▶ WORK ORDER: Would you write the data out once more, exactly as it is?

▶ RECORDS FOR THIS EXERCISE:

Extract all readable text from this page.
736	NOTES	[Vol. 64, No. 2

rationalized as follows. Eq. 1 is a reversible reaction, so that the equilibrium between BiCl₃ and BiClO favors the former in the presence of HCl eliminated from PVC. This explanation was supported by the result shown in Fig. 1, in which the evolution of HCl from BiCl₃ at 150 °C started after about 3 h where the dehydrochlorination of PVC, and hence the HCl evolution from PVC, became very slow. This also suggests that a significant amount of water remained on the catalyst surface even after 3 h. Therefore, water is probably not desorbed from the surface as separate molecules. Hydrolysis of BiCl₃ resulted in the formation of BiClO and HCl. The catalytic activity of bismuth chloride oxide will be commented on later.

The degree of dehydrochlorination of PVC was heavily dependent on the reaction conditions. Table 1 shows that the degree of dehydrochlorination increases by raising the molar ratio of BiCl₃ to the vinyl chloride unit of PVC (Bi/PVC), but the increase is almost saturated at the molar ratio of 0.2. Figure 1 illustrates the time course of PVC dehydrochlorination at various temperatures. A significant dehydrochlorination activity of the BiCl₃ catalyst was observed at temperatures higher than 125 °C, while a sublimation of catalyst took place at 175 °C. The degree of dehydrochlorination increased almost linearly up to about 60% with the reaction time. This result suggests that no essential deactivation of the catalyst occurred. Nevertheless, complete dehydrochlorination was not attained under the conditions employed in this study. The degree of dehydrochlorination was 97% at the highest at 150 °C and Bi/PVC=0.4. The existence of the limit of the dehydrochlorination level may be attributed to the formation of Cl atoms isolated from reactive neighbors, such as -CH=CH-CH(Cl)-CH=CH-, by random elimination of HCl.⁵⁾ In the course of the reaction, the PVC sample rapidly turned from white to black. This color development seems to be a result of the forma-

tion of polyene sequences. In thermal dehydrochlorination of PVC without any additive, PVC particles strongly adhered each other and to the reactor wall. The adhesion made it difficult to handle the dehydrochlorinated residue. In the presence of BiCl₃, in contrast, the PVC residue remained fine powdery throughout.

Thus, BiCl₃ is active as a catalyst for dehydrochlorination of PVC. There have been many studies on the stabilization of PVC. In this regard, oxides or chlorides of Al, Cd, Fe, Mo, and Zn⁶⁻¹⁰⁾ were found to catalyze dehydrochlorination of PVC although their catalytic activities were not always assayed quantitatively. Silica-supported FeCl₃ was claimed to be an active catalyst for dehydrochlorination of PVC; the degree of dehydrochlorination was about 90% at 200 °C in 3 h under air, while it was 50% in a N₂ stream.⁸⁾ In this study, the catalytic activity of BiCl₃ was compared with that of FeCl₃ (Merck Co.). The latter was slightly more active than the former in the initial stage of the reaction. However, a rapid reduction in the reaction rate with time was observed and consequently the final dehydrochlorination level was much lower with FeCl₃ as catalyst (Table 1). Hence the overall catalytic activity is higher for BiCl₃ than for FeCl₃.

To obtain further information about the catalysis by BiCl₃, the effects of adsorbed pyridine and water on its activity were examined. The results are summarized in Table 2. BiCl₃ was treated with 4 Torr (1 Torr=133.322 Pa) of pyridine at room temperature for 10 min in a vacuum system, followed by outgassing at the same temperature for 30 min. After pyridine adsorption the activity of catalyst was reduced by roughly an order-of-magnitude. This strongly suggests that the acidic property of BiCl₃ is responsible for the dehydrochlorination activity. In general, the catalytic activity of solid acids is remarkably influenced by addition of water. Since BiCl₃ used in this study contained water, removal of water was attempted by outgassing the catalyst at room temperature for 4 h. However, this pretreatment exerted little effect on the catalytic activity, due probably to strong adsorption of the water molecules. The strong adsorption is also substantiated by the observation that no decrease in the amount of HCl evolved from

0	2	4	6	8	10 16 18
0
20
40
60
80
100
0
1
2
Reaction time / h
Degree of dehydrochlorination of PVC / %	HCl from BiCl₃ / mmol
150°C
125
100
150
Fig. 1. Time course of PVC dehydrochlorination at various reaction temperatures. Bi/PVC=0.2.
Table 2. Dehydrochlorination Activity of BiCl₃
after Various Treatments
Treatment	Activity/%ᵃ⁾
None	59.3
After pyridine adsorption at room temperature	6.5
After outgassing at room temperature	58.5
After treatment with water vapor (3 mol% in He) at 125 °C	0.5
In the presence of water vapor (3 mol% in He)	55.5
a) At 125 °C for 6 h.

▶ REPLY:
Extract all readable text from this page.
736	NOTES	[Vol. 64, No. 2

rationalized as follows. Eq. 1 is a reversible reaction, so that the equilibrium between BiCl₃ and BiClO favors the former in the presence of HCl eliminated from PVC. This explanation was supported by the result shown in Fig. 1, in which the evolution of HCl from BiCl₃ at 150 °C started after about 3 h where the dehydrochlorination of PVC, and hence the HCl evolution from PVC, became very slow. This also suggests that a significant amount of water remained on the catalyst surface even after 3 h. Therefore, water is probably not desorbed from the surface as separate molecules. Hydrolysis of BiCl₃ resulted in the formation of BiClO and HCl. The catalytic activity of bismuth chloride oxide will be commented on later.

The degree of dehydrochlorination of PVC was heavily dependent on the reaction conditions. Table 1 shows that the degree of dehydrochlorination increases by raising the molar ratio of BiCl₃ to the vinyl chloride unit of PVC (Bi/PVC), but the increase is almost saturated at the molar ratio of 0.2. Figure 1 illustrates the time course of PVC dehydrochlorination at various temperatures. A significant dehydrochlorination activity of the BiCl₃ catalyst was observed at temperatures higher than 125 °C, while a sublimation of catalyst took place at 175 °C. The degree of dehydrochlorination increased almost linearly up to about 60% with the reaction time. This result suggests that no essential deactivation of the catalyst occurred. Nevertheless, complete dehydrochlorination was not attained under the conditions employed in this study. The degree of dehydrochlorination was 97% at the highest at 150 °C and Bi/PVC=0.4. The existence of the limit of the dehydrochlorination level may be attributed to the formation of Cl atoms isolated from reactive neighbors, such as -CH=CH-CH(Cl)-CH=CH-, by random elimination of HCl.⁵⁾ In the course of the reaction, the PVC sample rapidly turned from white to black. This color development seems to be a result of the forma-

tion of polyene sequences. In thermal dehydrochlorination of PVC without any additive, PVC particles strongly adhered each other and to the reactor wall. The adhesion made it difficult to handle the dehydrochlorinated residue. In the presence of BiCl₃, in contrast, the PVC residue remained fine powdery throughout.

Thus, BiCl₃ is active as a catalyst for dehydrochlorination of PVC. There have been many studies on the stabilization of PVC. In this regard, oxides or chlorides of Al, Cd, Fe, Mo, and Zn⁶⁻¹⁰⁾ were found to catalyze dehydrochlorination of PVC although their catalytic activities were not always assayed quantitatively. Silica-supported FeCl₃ was claimed to be an active catalyst for dehydrochlorination of PVC; the degree of dehydrochlorination was about 90% at 200 °C in 3 h under air, while it was 50% in a N₂ stream.⁸⁾ In this study, the catalytic activity of BiCl₃ was compared with that of FeCl₃ (Merck Co.). The latter was slightly more active than the former in the initial stage of the reaction. However, a rapid reduction in the reaction rate with time was observed and consequently the final dehydrochlorination level was much lower with FeCl₃ as catalyst (Table 1). Hence the overall catalytic activity is higher for BiCl₃ than for FeCl₃.

To obtain further information about the catalysis by BiCl₃, the effects of adsorbed pyridine and water on its activity were examined. The results are summarized in Table 2. BiCl₃ was treated with 4 Torr (1 Torr=133.322 Pa) of pyridine at room temperature for 10 min in a vacuum system, followed by outgassing at the same temperature for 30 min. After pyridine adsorption the activity of catalyst was reduced by roughly an order-of-magnitude. This strongly suggests that the acidic property of BiCl₃ is responsible for the dehydrochlorination activity. In general, the catalytic activity of solid acids is remarkably influenced by addition of water. Since BiCl₃ used in this study contained water, removal of water was attempted by outgassing the catalyst at room temperature for 4 h. However, this pretreatment exerted little effect on the catalytic activity, due probably to strong adsorption of the water molecules. The strong adsorption is also substantiated by the observation that no decrease in the amount of HCl evolved from

0	2	4	6	8	10 16 18
0
20
40
60
80
100
0
1
2
Reaction time / h
Degree of dehydrochlorination of PVC / %	HCl from BiCl₃ / mmol
150°C
125
100
150
Fig. 1. Time course of PVC dehydrochlorination at various reaction temperatures. Bi/PVC=0.2.
Table 2. Dehydrochlorination Activity of BiCl₃
after Various Treatments
Treatment	Activity/%ᵃ⁾
None	59.3
After pyridine adsorption at room temperature	6.5
After outgassing at room temperature	58.5
After treatment with water vapor (3 mol% in He) at 125 °C	0.5
In the presence of water vapor (3 mol% in He)	55.5
a) At 125 °C for 6 h.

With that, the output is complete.